** Begin Material supplied **

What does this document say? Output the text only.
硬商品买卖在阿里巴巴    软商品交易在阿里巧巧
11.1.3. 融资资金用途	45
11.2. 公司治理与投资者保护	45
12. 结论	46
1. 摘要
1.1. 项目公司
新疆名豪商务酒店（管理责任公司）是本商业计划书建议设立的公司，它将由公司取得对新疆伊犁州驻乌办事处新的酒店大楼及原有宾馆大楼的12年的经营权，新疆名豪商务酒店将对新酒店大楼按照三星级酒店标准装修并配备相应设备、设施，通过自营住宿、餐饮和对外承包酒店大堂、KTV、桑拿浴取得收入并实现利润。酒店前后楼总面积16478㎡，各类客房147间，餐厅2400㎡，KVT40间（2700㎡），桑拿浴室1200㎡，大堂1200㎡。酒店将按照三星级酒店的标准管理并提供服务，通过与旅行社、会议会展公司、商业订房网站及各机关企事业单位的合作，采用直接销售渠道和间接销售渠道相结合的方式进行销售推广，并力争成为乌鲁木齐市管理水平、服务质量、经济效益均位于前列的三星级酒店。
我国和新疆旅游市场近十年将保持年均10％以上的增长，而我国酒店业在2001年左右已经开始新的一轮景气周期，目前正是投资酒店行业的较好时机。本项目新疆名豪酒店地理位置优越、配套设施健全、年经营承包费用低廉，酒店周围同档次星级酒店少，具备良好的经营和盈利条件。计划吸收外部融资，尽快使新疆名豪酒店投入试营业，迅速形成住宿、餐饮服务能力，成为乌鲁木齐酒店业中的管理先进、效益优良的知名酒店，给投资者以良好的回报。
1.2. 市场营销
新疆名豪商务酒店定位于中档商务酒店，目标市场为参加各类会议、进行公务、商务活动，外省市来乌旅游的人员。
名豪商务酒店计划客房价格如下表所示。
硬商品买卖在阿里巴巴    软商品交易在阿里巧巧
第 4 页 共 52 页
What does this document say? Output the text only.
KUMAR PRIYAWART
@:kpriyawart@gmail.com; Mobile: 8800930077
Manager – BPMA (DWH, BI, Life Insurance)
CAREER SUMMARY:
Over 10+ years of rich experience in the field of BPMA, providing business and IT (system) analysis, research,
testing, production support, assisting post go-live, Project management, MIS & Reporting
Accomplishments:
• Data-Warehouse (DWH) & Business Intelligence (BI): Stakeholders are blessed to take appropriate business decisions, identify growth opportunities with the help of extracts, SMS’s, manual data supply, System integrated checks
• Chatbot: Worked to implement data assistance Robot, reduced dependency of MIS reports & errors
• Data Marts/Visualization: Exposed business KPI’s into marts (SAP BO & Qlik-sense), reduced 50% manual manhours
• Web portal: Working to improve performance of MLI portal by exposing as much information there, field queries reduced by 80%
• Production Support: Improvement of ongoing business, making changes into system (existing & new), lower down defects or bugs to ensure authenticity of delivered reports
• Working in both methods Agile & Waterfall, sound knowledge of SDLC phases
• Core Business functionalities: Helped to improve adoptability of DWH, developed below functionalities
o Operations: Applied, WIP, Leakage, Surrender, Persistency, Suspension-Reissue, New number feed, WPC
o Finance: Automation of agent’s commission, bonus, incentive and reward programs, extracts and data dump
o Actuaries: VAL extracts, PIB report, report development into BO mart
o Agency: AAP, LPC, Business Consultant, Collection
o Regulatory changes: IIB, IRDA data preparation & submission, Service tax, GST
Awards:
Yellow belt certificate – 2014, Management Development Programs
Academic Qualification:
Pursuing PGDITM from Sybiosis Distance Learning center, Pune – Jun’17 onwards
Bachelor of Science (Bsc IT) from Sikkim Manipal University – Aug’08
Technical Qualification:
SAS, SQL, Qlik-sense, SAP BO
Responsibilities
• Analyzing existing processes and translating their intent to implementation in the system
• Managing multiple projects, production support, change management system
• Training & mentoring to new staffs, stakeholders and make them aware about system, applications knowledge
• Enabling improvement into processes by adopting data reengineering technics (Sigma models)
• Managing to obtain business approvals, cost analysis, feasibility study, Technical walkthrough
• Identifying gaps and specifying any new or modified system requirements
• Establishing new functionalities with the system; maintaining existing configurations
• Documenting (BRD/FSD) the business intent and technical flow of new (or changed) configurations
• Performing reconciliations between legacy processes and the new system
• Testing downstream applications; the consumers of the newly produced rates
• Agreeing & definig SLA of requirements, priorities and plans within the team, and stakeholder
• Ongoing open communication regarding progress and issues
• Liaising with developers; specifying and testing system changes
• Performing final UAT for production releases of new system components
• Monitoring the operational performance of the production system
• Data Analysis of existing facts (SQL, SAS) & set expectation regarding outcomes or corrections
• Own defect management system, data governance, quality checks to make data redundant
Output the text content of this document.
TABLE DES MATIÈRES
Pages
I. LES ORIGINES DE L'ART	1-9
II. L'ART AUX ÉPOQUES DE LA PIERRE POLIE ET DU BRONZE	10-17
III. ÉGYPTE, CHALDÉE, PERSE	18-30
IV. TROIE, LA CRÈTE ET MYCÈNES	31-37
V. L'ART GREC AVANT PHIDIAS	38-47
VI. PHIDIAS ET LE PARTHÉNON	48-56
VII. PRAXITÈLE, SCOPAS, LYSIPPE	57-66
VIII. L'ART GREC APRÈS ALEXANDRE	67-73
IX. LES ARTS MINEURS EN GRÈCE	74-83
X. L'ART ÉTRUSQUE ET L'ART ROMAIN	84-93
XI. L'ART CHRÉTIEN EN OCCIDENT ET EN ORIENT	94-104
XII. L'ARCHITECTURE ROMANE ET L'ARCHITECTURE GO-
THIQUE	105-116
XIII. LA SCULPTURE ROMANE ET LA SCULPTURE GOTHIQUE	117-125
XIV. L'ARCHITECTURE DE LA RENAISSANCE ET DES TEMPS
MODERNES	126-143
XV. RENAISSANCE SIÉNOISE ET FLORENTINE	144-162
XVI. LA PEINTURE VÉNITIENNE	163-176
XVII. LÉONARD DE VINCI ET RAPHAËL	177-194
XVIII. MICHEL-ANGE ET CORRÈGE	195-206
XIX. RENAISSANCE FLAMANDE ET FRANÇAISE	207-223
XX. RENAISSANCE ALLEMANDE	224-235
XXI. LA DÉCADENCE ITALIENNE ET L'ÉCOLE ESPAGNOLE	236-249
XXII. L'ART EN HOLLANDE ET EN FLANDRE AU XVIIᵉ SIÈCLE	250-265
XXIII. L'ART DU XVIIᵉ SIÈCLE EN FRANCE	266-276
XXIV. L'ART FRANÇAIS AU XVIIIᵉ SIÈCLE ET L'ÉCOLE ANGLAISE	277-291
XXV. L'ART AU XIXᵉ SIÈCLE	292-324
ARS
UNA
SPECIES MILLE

** End Material supplied **

▶ [Task description]
Reproduce the full listing word for word.

▶ [Output for this exercise]
What does this document say? Output the text only.
硬商品买卖在阿里巴巴    软商品交易在阿里巧巧
11.1.3. 融资资金用途	45
11.2. 公司治理与投资者保护	45
12. 结论	46
1. 摘要
1.1. 项目公司
新疆名豪商务酒店（管理责任公司）是本商业计划书建议设立的公司，它将由公司取得对新疆伊犁州驻乌办事处新的酒店大楼及原有宾馆大楼的12年的经营权，新疆名豪商务酒店将对新酒店大楼按照三星级酒店标准装修并配备相应设备、设施，通过自营住宿、餐饮和对外承包酒店大堂、KTV、桑拿浴取得收入并实现利润。酒店前后楼总面积16478㎡，各类客房147间，餐厅2400㎡，KVT40间（2700㎡），桑拿浴室1200㎡，大堂1200㎡。酒店将按照三星级酒店的标准管理并提供服务，通过与旅行社、会议会展公司、商业订房网站及各机关企事业单位的合作，采用直接销售渠道和间接销售渠道相结合的方式进行销售推广，并力争成为乌鲁木齐市管理水平、服务质量、经济效益均位于前列的三星级酒店。
我国和新疆旅游市场近十年将保持年均10％以上的增长，而我国酒店业在2001年左右已经开始新的一轮景气周期，目前正是投资酒店行业的较好时机。本项目新疆名豪酒店地理位置优越、配套设施健全、年经营承包费用低廉，酒店周围同档次星级酒店少，具备良好的经营和盈利条件。计划吸收外部融资，尽快使新疆名豪酒店投入试营业，迅速形成住宿、餐饮服务能力，成为乌鲁木齐酒店业中的管理先进、效益优良的知名酒店，给投资者以良好的回报。
1.2. 市场营销
新疆名豪商务酒店定位于中档商务酒店，目标市场为参加各类会议、进行公务、商务活动，外省市来乌旅游的人员。
名豪商务酒店计划客房价格如下表所示。
硬商品买卖在阿里巴巴    软商品交易在阿里巧巧
第 4 页 共 52 页
What does this document say? Output the text only.
KUMAR PRIYAWART
@:kpriyawart@gmail.com; Mobile: 8800930077
Manager – BPMA (DWH, BI, Life Insurance)
CAREER SUMMARY:
Over 10+ years of rich experience in the field of BPMA, providing business and IT (system) analysis, research,
testing, production support, assisting post go-live, Project management, MIS & Reporting
Accomplishments:
• Data-Warehouse (DWH) & Business Intelligence (BI): Stakeholders are blessed to take appropriate business decisions, identify growth opportunities with the help of extracts, SMS’s, manual data supply, System integrated checks
• Chatbot: Worked to implement data assistance Robot, reduced dependency of MIS reports & errors
• Data Marts/Visualization: Exposed business KPI’s into marts (SAP BO & Qlik-sense), reduced 50% manual manhours
• Web portal: Working to improve performance of MLI portal by exposing as much information there, field queries reduced by 80%
• Production Support: Improvement of ongoing business, making changes into system (existing & new), lower down defects or bugs to ensure authenticity of delivered reports
• Working in both methods Agile & Waterfall, sound knowledge of SDLC phases
• Core Business functionalities: Helped to improve adoptability of DWH, developed below functionalities
o Operations: Applied, WIP, Leakage, Surrender, Persistency, Suspension-Reissue, New number feed, WPC
o Finance: Automation of agent’s commission, bonus, incentive and reward programs, extracts and data dump
o Actuaries: VAL extracts, PIB report, report development into BO mart
o Agency: AAP, LPC, Business Consultant, Collection
o Regulatory changes: IIB, IRDA data preparation & submission, Service tax, GST
Awards:
Yellow belt certificate – 2014, Management Development Programs
Academic Qualification:
Pursuing PGDITM from Sybiosis Distance Learning center, Pune – Jun’17 onwards
Bachelor of Science (Bsc IT) from Sikkim Manipal University – Aug’08
Technical Qualification:
SAS, SQL, Qlik-sense, SAP BO
Responsibilities
• Analyzing existing processes and translating their intent to implementation in the system
• Managing multiple projects, production support, change management system
• Training & mentoring to new staffs, stakeholders and make them aware about system, applications knowledge
• Enabling improvement into processes by adopting data reengineering technics (Sigma models)
• Managing to obtain business approvals, cost analysis, feasibility study, Technical walkthrough
• Identifying gaps and specifying any new or modified system requirements
• Establishing new functionalities with the system; maintaining existing configurations
• Documenting (BRD/FSD) the business intent and technical flow of new (or changed) configurations
• Performing reconciliations between legacy processes and the new system
• Testing downstream applications; the consumers of the newly produced rates
• Agreeing & definig SLA of requirements, priorities and plans within the team, and stakeholder
• Ongoing open communication regarding progress and issues
• Liaising with developers; specifying and testing system changes
• Performing final UAT for production releases of new system components
• Monitoring the operational performance of the production system
• Data Analysis of existing facts (SQL, SAS) & set expectation regarding outcomes or corrections
• Own defect management system, data governance, quality checks to make data redundant
Output the text content of this document.
TABLE DES MATIÈRES
Pages
I. LES ORIGINES DE L'ART	1-9
II. L'ART AUX ÉPOQUES DE LA PIERRE POLIE ET DU BRONZE	10-17
III. ÉGYPTE, CHALDÉE, PERSE	18-30
IV. TROIE, LA CRÈTE ET MYCÈNES	31-37
V. L'ART GREC AVANT PHIDIAS	38-47
VI. PHIDIAS ET LE PARTHÉNON	48-56
VII. PRAXITÈLE, SCOPAS, LYSIPPE	57-66
VIII. L'ART GREC APRÈS ALEXANDRE	67-73
IX. LES ARTS MINEURS EN GRÈCE	74-83
X. L'ART ÉTRUSQUE ET L'ART ROMAIN	84-93
XI. L'ART CHRÉTIEN EN OCCIDENT ET EN ORIENT	94-104
XII. L'ARCHITECTURE ROMANE ET L'ARCHITECTURE GO-
THIQUE	105-116
XIII. LA SCULPTURE ROMANE ET LA SCULPTURE GOTHIQUE	117-125
XIV. L'ARCHITECTURE DE LA RENAISSANCE ET DES TEMPS
MODERNES	126-143
XV. RENAISSANCE SIÉNOISE ET FLORENTINE	144-162
XVI. LA PEINTURE VÉNITIENNE	163-176
XVII. LÉONARD DE VINCI ET RAPHAËL	177-194
XVIII. MICHEL-ANGE ET CORRÈGE	195-206
XIX. RENAISSANCE FLAMANDE ET FRANÇAISE	207-223
XX. RENAISSANCE ALLEMANDE	224-235
XXI. LA DÉCADENCE ITALIENNE ET L'ÉCOLE ESPAGNOLE	236-249
XXII. L'ART EN HOLLANDE ET EN FLANDRE AU XVIIᵉ SIÈCLE	250-265
XXIII. L'ART DU XVIIᵉ SIÈCLE EN FRANCE	266-276
XXIV. L'ART FRANÇAIS AU XVIIIᵉ SIÈCLE ET L'ÉCOLE ANGLAISE	277-291
XXV. L'ART AU XIXᵉ SIÈCLE	292-324
ARS
UNA
SPECIES MILLE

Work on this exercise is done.